Dataset entries:

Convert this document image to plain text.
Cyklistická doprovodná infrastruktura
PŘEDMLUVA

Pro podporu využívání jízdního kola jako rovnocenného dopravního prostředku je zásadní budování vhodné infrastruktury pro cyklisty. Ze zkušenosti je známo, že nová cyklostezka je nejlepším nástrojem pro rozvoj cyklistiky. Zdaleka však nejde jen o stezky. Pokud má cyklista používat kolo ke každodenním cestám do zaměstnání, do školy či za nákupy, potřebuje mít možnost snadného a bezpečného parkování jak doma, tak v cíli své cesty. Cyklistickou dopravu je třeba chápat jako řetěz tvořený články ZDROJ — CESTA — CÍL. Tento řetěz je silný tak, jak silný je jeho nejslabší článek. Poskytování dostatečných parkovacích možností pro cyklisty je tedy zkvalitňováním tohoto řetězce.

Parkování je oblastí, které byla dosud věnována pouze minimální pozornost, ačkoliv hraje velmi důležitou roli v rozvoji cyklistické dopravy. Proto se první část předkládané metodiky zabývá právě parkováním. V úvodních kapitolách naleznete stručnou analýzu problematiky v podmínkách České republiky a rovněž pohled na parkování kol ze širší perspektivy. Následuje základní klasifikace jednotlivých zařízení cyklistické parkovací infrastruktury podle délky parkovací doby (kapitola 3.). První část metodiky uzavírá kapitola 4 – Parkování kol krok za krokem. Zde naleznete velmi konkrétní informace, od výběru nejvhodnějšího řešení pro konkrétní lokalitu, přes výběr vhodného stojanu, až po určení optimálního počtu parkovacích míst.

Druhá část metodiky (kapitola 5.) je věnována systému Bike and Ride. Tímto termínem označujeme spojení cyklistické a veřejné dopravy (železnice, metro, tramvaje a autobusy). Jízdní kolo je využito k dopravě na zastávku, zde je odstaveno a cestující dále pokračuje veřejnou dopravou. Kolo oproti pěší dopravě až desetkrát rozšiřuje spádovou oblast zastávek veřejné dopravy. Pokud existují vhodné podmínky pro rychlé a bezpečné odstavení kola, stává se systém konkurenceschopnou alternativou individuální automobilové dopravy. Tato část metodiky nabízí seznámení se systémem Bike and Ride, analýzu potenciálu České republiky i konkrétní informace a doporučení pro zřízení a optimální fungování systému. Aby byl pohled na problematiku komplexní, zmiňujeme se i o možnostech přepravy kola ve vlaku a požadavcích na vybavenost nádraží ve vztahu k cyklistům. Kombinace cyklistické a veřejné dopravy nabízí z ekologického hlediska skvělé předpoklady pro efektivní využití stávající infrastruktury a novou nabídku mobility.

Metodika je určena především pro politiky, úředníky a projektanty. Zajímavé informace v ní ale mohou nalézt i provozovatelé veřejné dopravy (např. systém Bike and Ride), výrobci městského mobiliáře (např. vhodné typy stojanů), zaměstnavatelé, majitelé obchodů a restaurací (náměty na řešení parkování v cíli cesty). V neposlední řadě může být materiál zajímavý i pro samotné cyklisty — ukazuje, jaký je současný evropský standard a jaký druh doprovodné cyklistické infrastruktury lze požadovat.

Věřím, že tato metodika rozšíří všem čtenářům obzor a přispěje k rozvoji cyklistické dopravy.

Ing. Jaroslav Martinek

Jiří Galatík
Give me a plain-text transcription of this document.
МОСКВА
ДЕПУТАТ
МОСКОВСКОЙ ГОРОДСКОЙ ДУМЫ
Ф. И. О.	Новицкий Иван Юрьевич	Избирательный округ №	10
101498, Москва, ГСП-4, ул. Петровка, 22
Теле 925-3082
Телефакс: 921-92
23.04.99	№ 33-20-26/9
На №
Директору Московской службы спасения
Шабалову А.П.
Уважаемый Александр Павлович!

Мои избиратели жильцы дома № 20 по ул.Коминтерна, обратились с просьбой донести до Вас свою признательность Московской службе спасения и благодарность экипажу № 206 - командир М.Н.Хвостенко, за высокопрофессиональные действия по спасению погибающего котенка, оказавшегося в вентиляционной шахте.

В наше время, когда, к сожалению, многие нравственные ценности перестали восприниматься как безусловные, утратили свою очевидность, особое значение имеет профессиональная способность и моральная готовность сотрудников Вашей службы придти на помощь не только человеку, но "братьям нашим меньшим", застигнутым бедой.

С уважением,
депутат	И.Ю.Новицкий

- _SET TASK_
Exactly and only the lines from the one containing "Give me a plain-text" through the end of the material are to be reproduced, both ends included.

- _EXERCISE OUTPUT_
Give me a plain-text transcription of this document.
МОСКВА
ДЕПУТАТ
МОСКОВСКОЙ ГОРОДСКОЙ ДУМЫ
Ф. И. О.	Новицкий Иван Юрьевич	Избирательный округ №	10
101498, Москва, ГСП-4, ул. Петровка, 22
Теле 925-3082
Телефакс: 921-92
23.04.99	№ 33-20-26/9
На №
Директору Московской службы спасения
Шабалову А.П.
Уважаемый Александр Павлович!

Мои избиратели жильцы дома № 20 по ул.Коминтерна, обратились с просьбой донести до Вас свою признательность Московской службе спасения и благодарность экипажу № 206 - командир М.Н.Хвостенко, за высокопрофессиональные действия по спасению погибающего котенка, оказавшегося в вентиляционной шахте.

В наше время, когда, к сожалению, многие нравственные ценности перестали восприниматься как безусловные, утратили свою очевидность, особое значение имеет профессиональная способность и моральная готовность сотрудников Вашей службы придти на помощь не только человеку, но "братьям нашим меньшим", застигнутым бедой.

С уважением,
депутат	И.Ю.Новицкий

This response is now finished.